# [STORED ROWS]
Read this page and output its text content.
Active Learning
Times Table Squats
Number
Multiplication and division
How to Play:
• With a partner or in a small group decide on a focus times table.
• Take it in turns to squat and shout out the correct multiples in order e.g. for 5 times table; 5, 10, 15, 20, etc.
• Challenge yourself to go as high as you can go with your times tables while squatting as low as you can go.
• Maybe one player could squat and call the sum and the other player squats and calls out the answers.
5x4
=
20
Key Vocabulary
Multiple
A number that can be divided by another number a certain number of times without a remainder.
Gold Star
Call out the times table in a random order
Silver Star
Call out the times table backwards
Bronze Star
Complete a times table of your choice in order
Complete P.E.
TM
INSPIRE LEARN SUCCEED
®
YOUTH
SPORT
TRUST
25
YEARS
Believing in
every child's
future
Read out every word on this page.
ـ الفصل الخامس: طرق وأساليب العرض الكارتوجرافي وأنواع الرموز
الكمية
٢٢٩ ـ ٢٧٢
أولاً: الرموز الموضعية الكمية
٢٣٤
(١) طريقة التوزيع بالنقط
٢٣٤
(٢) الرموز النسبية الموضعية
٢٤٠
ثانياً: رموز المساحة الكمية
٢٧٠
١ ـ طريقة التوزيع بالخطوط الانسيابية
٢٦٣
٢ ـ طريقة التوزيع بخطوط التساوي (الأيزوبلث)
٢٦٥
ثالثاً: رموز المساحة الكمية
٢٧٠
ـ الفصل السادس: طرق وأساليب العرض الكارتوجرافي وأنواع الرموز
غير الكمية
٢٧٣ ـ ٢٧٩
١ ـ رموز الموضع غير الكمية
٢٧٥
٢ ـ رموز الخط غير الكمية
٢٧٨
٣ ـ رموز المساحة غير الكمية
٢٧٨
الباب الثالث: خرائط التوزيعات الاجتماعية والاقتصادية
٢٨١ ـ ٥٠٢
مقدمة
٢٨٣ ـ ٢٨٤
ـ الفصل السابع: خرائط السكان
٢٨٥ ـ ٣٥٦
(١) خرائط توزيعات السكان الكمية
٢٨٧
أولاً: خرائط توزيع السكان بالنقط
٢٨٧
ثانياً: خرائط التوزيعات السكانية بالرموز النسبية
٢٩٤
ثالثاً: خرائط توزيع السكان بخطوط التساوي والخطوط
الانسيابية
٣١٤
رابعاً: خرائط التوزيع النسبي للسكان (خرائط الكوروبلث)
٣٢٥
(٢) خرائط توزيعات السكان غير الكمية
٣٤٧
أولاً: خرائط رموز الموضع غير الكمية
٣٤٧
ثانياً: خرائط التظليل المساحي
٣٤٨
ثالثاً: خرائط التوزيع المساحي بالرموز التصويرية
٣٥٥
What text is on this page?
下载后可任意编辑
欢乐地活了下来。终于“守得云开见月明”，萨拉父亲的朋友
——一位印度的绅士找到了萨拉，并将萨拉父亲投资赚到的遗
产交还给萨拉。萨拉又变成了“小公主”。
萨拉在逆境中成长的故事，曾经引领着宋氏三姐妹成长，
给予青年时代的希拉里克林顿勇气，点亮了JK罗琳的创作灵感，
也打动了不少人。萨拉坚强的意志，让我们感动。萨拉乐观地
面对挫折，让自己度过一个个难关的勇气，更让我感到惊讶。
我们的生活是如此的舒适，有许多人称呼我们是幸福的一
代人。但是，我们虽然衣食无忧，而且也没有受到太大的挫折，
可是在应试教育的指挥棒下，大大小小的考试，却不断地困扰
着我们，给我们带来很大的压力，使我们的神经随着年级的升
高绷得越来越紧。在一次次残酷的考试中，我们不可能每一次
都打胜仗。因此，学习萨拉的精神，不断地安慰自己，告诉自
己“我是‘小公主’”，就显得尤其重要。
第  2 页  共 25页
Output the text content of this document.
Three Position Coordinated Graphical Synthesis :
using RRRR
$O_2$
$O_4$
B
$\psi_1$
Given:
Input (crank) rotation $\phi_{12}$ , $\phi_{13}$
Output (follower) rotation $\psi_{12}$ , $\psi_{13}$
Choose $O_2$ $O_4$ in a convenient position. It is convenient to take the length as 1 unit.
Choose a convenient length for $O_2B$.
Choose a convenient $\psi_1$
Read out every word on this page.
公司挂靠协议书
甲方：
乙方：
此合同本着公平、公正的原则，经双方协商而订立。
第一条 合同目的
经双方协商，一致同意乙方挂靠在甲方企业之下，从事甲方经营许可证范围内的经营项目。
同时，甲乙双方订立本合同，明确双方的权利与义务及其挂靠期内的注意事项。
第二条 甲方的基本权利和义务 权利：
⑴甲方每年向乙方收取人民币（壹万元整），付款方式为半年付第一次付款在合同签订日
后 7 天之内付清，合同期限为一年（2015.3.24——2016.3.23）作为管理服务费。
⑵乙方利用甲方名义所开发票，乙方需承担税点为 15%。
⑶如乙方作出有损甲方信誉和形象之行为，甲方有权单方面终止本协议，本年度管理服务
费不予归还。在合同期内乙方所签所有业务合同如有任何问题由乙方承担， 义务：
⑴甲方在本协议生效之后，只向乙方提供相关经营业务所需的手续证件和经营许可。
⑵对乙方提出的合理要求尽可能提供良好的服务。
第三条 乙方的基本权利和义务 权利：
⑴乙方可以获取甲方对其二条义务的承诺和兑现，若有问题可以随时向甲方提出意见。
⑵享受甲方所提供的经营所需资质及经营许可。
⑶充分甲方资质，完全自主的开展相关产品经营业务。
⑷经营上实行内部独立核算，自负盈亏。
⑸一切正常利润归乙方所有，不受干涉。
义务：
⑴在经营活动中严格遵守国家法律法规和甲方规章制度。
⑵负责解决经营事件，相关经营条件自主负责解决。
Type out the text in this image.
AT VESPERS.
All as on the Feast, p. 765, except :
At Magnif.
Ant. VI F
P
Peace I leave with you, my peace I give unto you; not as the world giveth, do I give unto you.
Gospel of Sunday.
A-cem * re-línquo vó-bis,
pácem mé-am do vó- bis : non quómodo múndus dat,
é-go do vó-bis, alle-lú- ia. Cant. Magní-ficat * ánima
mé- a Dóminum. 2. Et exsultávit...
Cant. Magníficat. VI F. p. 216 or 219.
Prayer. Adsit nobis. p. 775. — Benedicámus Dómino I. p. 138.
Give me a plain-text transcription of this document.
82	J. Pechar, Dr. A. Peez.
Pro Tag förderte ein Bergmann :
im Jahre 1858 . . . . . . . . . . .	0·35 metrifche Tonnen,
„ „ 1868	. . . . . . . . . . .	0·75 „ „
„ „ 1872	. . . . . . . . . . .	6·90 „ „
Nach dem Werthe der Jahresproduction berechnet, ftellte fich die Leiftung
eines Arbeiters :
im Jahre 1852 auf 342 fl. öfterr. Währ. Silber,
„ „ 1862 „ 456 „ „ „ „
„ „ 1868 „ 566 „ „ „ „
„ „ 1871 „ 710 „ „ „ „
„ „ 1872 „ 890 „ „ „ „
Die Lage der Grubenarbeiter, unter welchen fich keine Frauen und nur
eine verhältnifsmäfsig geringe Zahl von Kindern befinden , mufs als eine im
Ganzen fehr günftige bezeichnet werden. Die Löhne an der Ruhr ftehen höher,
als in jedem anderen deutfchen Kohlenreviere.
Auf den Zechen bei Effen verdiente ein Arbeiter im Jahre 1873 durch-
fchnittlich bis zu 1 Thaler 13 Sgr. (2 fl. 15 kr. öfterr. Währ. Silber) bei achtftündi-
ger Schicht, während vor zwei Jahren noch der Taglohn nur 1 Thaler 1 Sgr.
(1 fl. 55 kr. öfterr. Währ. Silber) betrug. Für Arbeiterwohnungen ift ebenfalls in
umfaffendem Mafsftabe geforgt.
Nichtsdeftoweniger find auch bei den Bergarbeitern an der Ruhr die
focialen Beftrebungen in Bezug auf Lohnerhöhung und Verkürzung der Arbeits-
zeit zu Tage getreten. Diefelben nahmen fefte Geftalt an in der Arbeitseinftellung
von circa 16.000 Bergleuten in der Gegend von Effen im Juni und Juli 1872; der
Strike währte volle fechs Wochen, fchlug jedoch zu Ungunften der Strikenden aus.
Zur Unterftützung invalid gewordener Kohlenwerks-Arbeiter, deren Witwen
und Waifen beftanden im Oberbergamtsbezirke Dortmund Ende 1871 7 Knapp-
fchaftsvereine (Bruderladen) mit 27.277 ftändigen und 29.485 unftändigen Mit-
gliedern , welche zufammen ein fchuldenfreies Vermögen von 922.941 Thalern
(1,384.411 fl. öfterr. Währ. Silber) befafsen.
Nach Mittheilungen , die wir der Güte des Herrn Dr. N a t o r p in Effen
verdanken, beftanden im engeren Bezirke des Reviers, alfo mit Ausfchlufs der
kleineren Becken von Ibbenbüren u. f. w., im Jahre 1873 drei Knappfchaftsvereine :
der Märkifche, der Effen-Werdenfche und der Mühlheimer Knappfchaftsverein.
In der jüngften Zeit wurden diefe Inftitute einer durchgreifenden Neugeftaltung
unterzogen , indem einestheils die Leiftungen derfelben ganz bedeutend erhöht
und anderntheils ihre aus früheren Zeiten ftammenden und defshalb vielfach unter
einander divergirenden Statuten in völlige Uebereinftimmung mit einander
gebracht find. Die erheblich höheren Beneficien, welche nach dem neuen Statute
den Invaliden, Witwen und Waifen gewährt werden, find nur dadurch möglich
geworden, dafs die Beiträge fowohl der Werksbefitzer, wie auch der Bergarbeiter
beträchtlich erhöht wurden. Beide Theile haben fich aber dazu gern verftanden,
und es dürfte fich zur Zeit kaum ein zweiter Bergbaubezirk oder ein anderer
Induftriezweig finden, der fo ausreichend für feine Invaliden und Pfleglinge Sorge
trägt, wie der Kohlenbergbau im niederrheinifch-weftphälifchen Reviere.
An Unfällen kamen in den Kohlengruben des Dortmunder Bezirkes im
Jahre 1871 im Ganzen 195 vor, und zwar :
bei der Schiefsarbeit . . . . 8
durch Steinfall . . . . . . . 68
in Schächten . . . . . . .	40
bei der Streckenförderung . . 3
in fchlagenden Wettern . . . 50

# [BRIEF]
In the entries above, find each line with the word "ثانيا" and show it.

# [SOLUTION TO THE EXERCISE]
ثانياً: رموز المساحة الكمية
ثانياً: خرائط التوزيعات السكانية بالرموز النسبية
ثانياً: خرائط التظليل المساحي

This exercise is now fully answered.